### Directions for this task
Please reproduce the lines below word for word, starting with the line that contains "x-tick-label: 250 bbox=[934, 434, 964, 454]" and going on through the line that contains "point bbox=[434, 351, 449, 366]".

--- start Extracted information ---

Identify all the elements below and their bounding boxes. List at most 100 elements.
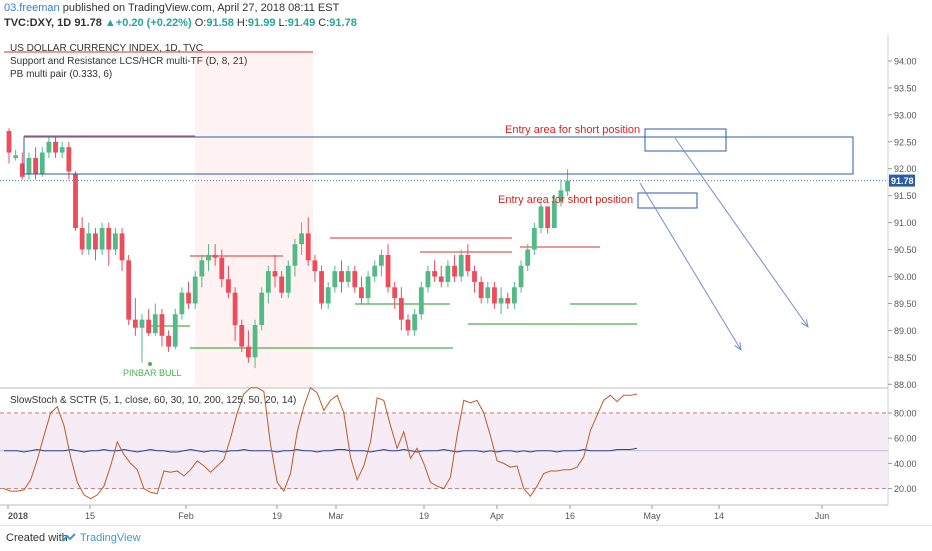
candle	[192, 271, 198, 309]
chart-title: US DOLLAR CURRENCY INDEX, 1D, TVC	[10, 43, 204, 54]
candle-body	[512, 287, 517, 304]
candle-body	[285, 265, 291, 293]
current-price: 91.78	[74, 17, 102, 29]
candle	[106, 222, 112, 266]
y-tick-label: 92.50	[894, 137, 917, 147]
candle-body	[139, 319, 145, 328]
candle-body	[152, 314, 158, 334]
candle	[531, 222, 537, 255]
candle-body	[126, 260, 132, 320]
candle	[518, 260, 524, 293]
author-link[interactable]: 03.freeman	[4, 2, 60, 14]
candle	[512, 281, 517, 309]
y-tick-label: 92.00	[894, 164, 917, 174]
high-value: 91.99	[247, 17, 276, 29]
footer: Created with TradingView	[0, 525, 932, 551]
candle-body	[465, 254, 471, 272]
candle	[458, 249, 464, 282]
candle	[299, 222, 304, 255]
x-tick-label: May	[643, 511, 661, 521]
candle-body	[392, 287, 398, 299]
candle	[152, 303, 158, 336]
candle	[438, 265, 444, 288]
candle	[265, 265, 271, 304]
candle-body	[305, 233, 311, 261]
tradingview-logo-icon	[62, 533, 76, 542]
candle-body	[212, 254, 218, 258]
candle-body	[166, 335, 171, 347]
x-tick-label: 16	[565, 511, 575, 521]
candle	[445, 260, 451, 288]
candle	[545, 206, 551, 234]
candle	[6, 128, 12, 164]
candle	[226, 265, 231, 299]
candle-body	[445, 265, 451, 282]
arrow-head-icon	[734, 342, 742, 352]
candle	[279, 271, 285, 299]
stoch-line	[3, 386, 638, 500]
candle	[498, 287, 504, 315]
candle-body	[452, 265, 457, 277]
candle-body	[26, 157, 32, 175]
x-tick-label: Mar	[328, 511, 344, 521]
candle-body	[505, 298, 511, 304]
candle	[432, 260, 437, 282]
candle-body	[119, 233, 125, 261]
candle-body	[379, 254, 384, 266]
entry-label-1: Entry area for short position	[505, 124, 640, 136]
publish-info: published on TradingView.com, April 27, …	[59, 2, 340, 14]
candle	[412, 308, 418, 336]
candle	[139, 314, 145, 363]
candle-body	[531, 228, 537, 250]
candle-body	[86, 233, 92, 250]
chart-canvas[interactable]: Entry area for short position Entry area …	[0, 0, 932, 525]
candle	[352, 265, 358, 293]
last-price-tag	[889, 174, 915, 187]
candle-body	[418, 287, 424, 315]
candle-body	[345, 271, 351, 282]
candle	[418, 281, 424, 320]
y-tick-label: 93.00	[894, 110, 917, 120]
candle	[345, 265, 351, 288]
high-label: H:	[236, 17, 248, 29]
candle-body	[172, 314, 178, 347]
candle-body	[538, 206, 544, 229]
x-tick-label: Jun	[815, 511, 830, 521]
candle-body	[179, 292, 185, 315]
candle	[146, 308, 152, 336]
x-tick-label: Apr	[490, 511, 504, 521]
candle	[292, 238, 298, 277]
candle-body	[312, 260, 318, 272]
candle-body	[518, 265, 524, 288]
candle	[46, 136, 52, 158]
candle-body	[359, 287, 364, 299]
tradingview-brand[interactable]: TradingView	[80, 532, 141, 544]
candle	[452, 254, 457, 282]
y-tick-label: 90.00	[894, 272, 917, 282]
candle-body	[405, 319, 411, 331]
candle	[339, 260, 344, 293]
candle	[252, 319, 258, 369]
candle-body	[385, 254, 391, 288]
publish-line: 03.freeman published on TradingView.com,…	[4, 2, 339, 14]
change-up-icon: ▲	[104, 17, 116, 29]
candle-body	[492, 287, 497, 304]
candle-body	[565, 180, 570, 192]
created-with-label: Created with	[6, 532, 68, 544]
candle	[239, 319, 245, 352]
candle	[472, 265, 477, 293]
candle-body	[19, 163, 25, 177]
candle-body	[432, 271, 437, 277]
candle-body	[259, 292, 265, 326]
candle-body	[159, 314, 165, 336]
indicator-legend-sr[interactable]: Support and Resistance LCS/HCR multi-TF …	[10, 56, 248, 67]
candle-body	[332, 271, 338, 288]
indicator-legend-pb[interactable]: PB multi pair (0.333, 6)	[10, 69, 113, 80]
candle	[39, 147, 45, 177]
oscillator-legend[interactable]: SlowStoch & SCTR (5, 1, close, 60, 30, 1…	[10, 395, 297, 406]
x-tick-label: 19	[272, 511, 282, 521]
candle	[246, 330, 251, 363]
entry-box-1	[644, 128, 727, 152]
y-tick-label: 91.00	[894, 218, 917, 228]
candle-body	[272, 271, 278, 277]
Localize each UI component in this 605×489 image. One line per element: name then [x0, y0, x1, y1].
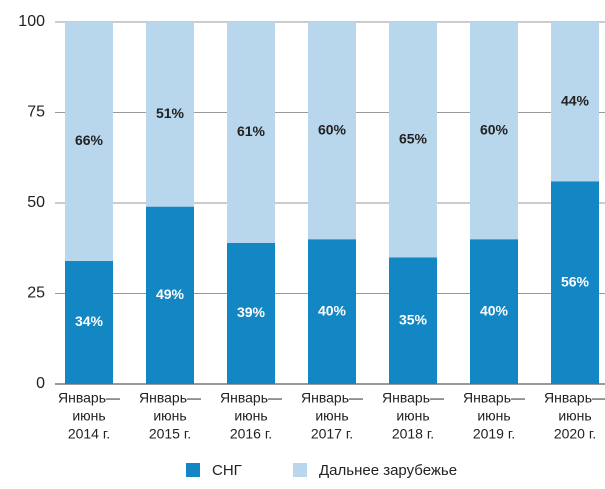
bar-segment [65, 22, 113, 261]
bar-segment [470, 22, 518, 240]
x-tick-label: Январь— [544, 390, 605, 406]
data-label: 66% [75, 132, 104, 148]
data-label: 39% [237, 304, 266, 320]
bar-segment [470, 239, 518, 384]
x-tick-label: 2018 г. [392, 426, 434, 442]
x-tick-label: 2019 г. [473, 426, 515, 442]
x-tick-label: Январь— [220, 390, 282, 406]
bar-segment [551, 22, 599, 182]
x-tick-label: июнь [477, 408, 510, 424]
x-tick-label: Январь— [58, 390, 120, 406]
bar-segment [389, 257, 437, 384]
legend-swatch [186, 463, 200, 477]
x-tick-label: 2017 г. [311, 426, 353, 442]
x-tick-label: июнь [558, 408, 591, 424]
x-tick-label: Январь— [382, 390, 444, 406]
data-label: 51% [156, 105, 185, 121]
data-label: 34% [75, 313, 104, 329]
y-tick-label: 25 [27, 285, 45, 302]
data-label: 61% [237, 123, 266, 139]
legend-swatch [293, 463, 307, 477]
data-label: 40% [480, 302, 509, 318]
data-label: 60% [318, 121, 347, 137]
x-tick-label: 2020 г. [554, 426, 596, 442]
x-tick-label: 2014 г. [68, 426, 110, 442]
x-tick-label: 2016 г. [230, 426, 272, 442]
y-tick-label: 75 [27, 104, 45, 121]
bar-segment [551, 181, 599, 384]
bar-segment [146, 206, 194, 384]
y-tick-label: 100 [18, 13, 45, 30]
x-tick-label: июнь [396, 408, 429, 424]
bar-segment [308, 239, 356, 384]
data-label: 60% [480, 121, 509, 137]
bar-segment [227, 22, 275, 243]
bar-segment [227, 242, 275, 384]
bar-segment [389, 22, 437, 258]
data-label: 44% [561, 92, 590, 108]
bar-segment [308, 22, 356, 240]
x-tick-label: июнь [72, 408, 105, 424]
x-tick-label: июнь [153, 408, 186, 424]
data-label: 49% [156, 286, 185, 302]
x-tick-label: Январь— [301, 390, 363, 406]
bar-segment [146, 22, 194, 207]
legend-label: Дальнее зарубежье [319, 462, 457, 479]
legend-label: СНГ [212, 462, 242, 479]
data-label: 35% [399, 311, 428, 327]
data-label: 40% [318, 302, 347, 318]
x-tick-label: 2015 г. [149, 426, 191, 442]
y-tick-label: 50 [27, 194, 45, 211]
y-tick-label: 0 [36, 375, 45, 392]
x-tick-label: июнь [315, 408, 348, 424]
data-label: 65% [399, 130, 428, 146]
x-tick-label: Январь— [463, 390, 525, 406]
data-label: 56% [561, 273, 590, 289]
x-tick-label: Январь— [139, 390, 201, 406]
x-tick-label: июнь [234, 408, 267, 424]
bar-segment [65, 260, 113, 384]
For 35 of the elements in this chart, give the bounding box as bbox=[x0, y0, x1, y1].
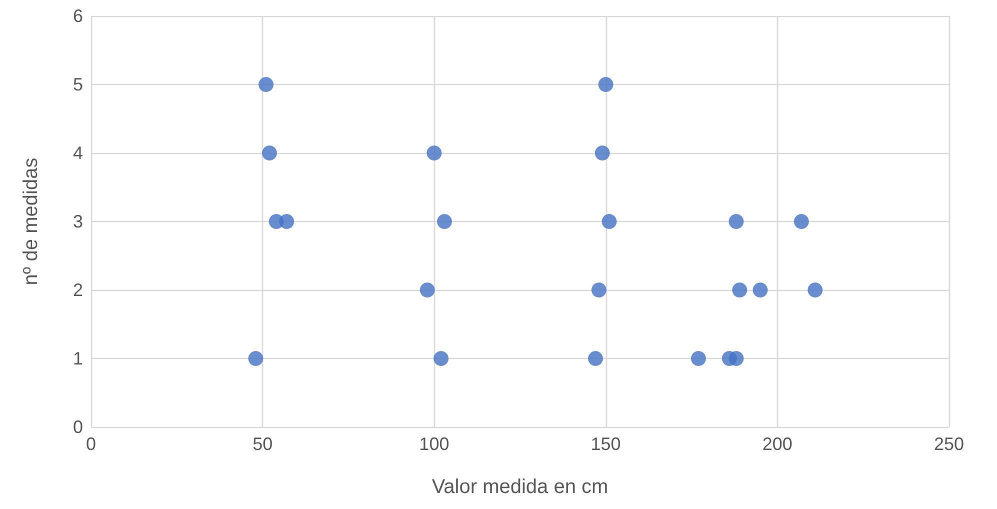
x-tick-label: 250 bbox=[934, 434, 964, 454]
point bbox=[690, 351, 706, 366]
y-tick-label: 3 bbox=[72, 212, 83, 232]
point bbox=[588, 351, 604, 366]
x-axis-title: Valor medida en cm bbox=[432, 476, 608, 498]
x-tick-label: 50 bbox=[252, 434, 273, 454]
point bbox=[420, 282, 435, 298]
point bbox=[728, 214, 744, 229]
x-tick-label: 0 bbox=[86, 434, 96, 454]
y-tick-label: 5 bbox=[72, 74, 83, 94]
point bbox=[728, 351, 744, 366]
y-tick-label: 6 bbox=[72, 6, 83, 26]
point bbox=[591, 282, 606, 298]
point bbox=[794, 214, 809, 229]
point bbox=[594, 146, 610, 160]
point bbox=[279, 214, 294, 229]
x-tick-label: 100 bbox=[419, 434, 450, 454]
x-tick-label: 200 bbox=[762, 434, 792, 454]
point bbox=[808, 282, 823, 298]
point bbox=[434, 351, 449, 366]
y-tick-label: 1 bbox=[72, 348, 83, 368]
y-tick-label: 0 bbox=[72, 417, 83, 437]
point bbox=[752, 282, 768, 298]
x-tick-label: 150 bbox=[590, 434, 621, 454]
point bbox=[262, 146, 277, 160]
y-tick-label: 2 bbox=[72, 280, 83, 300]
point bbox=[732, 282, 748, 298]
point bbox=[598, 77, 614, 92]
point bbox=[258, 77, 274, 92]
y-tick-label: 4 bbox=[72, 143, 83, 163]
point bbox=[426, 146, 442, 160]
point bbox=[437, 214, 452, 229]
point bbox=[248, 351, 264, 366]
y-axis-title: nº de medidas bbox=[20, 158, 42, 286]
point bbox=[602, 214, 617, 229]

--- end Extracted information ---

### Reply to the exercise
x-tick-label: 250 bbox=[934, 434, 964, 454]
point bbox=[690, 351, 706, 366]
y-tick-label: 3 bbox=[72, 212, 83, 232]
point bbox=[588, 351, 604, 366]
x-axis-title: Valor medida en cm bbox=[432, 476, 608, 498]
x-tick-label: 50 bbox=[252, 434, 273, 454]
point bbox=[420, 282, 435, 298]
point bbox=[728, 214, 744, 229]
x-tick-label: 0 bbox=[86, 434, 96, 454]
y-tick-label: 5 bbox=[72, 74, 83, 94]
point bbox=[728, 351, 744, 366]
y-tick-label: 6 bbox=[72, 6, 83, 26]
point bbox=[591, 282, 606, 298]
point bbox=[794, 214, 809, 229]
point bbox=[594, 146, 610, 160]
point bbox=[279, 214, 294, 229]
x-tick-label: 100 bbox=[419, 434, 450, 454]
x-tick-label: 200 bbox=[762, 434, 792, 454]
point bbox=[808, 282, 823, 298]
point bbox=[434, 351, 449, 366]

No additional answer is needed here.